___ Data ___
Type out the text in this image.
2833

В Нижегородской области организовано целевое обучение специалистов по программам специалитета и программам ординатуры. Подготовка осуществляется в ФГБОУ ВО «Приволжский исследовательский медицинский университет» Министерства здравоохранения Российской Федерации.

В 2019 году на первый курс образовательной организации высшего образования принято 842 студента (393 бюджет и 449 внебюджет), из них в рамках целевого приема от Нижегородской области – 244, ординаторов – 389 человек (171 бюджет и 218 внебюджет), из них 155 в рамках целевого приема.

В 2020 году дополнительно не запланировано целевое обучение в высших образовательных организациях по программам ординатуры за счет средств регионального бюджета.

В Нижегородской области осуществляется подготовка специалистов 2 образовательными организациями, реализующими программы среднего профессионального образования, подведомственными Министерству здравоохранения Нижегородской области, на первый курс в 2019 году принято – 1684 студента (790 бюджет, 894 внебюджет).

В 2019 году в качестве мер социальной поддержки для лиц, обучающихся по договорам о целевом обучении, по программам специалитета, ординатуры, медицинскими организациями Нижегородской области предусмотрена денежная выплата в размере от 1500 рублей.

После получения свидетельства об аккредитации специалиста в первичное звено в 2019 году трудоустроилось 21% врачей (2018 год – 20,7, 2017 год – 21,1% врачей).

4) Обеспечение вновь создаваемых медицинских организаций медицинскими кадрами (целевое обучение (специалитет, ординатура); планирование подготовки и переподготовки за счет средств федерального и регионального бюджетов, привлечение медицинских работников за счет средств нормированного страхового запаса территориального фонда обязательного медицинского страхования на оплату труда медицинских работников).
___
## [Work to do]
From the listing above, extract all records word for word.

## [Exercise output]
Type out the text in this image.
2833

В Нижегородской области организовано целевое обучение специалистов по программам специалитета и программам ординатуры. Подготовка осуществляется в ФГБОУ ВО «Приволжский исследовательский медицинский университет» Министерства здравоохранения Российской Федерации.

В 2019 году на первый курс образовательной организации высшего образования принято 842 студента (393 бюджет и 449 внебюджет), из них в рамках целевого приема от Нижегородской области – 244, ординаторов – 389 человек (171 бюджет и 218 внебюджет), из них 155 в рамках целевого приема.

В 2020 году дополнительно не запланировано целевое обучение в высших образовательных организациях по программам ординатуры за счет средств регионального бюджета.

В Нижегородской области осуществляется подготовка специалистов 2 образовательными организациями, реализующими программы среднего профессионального образования, подведомственными Министерству здравоохранения Нижегородской области, на первый курс в 2019 году принято – 1684 студента (790 бюджет, 894 внебюджет).

В 2019 году в качестве мер социальной поддержки для лиц, обучающихся по договорам о целевом обучении, по программам специалитета, ординатуры, медицинскими организациями Нижегородской области предусмотрена денежная выплата в размере от 1500 рублей.

После получения свидетельства об аккредитации специалиста в первичное звено в 2019 году трудоустроилось 21% врачей (2018 год – 20,7, 2017 год – 21,1% врачей).

4) Обеспечение вновь создаваемых медицинских организаций медицинскими кадрами (целевое обучение (специалитет, ординатура); планирование подготовки и переподготовки за счет средств федерального и регионального бюджетов, привлечение медицинских работников за счет средств нормированного страхового запаса территориального фонда обязательного медицинского страхования на оплату труда медицинских работников).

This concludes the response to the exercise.